Take the material below and retype it in full; pictures are left out.

# START OF DATA FOR PROCESSING

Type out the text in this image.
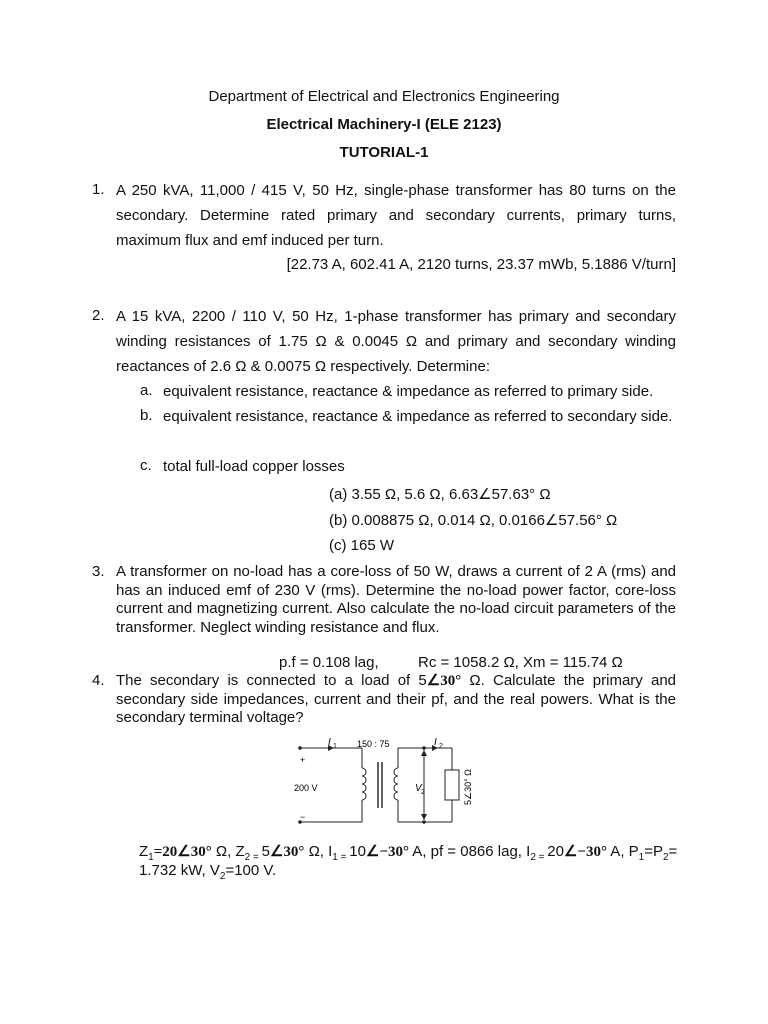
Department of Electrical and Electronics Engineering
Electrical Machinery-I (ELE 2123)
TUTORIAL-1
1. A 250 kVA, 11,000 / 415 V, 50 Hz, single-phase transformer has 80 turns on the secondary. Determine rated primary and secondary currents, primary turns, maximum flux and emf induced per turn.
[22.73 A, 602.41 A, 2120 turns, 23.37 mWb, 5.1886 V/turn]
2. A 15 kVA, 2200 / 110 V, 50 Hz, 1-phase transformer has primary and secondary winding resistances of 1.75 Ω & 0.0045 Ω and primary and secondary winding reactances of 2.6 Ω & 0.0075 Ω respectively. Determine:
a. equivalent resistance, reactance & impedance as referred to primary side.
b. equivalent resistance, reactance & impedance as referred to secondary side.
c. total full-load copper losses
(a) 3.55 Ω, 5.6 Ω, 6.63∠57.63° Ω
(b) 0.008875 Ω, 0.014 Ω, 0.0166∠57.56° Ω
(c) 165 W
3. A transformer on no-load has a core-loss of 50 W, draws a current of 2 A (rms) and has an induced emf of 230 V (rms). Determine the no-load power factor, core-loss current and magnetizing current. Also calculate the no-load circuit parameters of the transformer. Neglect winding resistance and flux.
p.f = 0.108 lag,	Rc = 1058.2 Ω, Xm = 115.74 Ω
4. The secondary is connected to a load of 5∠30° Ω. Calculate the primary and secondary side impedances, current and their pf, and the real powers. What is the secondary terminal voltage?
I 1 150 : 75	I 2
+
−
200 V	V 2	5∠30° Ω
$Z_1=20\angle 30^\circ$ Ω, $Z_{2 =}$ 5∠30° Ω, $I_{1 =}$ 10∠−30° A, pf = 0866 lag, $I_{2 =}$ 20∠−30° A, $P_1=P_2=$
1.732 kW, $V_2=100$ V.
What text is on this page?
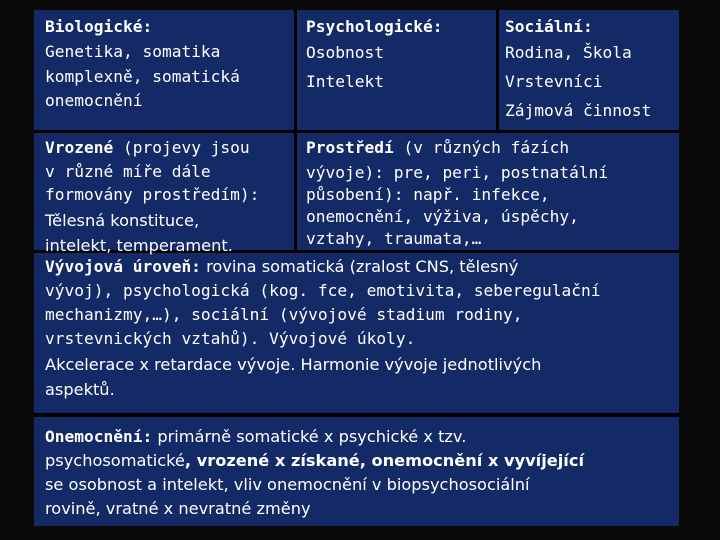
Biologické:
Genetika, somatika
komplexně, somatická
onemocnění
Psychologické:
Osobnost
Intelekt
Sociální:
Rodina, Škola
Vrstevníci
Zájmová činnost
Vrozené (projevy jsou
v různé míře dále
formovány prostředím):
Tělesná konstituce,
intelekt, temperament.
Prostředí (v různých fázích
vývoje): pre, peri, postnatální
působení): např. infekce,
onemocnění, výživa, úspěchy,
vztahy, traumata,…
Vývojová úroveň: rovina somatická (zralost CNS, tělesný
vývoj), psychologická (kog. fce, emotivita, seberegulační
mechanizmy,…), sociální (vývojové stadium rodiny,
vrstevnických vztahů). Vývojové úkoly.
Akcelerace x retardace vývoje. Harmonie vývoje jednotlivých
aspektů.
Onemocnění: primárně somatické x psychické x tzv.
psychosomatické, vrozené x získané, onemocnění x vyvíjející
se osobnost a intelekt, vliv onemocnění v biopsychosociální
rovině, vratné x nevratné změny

# END OF DATA FOR PROCESSING

**SOLUTION FOR THIS PROBLEM**
Type out the text in this image.
Department of Electrical and Electronics Engineering
Electrical Machinery-I (ELE 2123)
TUTORIAL-1
1. A 250 kVA, 11,000 / 415 V, 50 Hz, single-phase transformer has 80 turns on the secondary. Determine rated primary and secondary currents, primary turns, maximum flux and emf induced per turn.
[22.73 A, 602.41 A, 2120 turns, 23.37 mWb, 5.1886 V/turn]
2. A 15 kVA, 2200 / 110 V, 50 Hz, 1-phase transformer has primary and secondary winding resistances of 1.75 Ω & 0.0045 Ω and primary and secondary winding reactances of 2.6 Ω & 0.0075 Ω respectively. Determine:
a. equivalent resistance, reactance & impedance as referred to primary side.
b. equivalent resistance, reactance & impedance as referred to secondary side.
c. total full-load copper losses
(a) 3.55 Ω, 5.6 Ω, 6.63∠57.63° Ω
(b) 0.008875 Ω, 0.014 Ω, 0.0166∠57.56° Ω
(c) 165 W
3. A transformer on no-load has a core-loss of 50 W, draws a current of 2 A (rms) and has an induced emf of 230 V (rms). Determine the no-load power factor, core-loss current and magnetizing current. Also calculate the no-load circuit parameters of the transformer. Neglect winding resistance and flux.
p.f = 0.108 lag,	Rc = 1058.2 Ω, Xm = 115.74 Ω
4. The secondary is connected to a load of 5∠30° Ω. Calculate the primary and secondary side impedances, current and their pf, and the real powers. What is the secondary terminal voltage?
I 1 150 : 75	I 2
+
−
200 V	V 2	5∠30° Ω
$Z_1=20\angle 30^\circ$ Ω, $Z_{2 =}$ 5∠30° Ω, $I_{1 =}$ 10∠−30° A, pf = 0866 lag, $I_{2 =}$ 20∠−30° A, $P_1=P_2=$
1.732 kW, $V_2=100$ V.
What text is on this page?
Biologické:
Genetika, somatika
komplexně, somatická
onemocnění
Psychologické:
Osobnost
Intelekt
Sociální:
Rodina, Škola
Vrstevníci
Zájmová činnost
Vrozené (projevy jsou
v různé míře dále
formovány prostředím):
Tělesná konstituce,
intelekt, temperament.
Prostředí (v různých fázích
vývoje): pre, peri, postnatální
působení): např. infekce,
onemocnění, výživa, úspěchy,
vztahy, traumata,…
Vývojová úroveň: rovina somatická (zralost CNS, tělesný
vývoj), psychologická (kog. fce, emotivita, seberegulační
mechanizmy,…), sociální (vývojové stadium rodiny,
vrstevnických vztahů). Vývojové úkoly.
Akcelerace x retardace vývoje. Harmonie vývoje jednotlivých
aspektů.
Onemocnění: primárně somatické x psychické x tzv.
psychosomatické, vrozené x získané, onemocnění x vyvíjející
se osobnost a intelekt, vliv onemocnění v biopsychosociální
rovině, vratné x nevratné změny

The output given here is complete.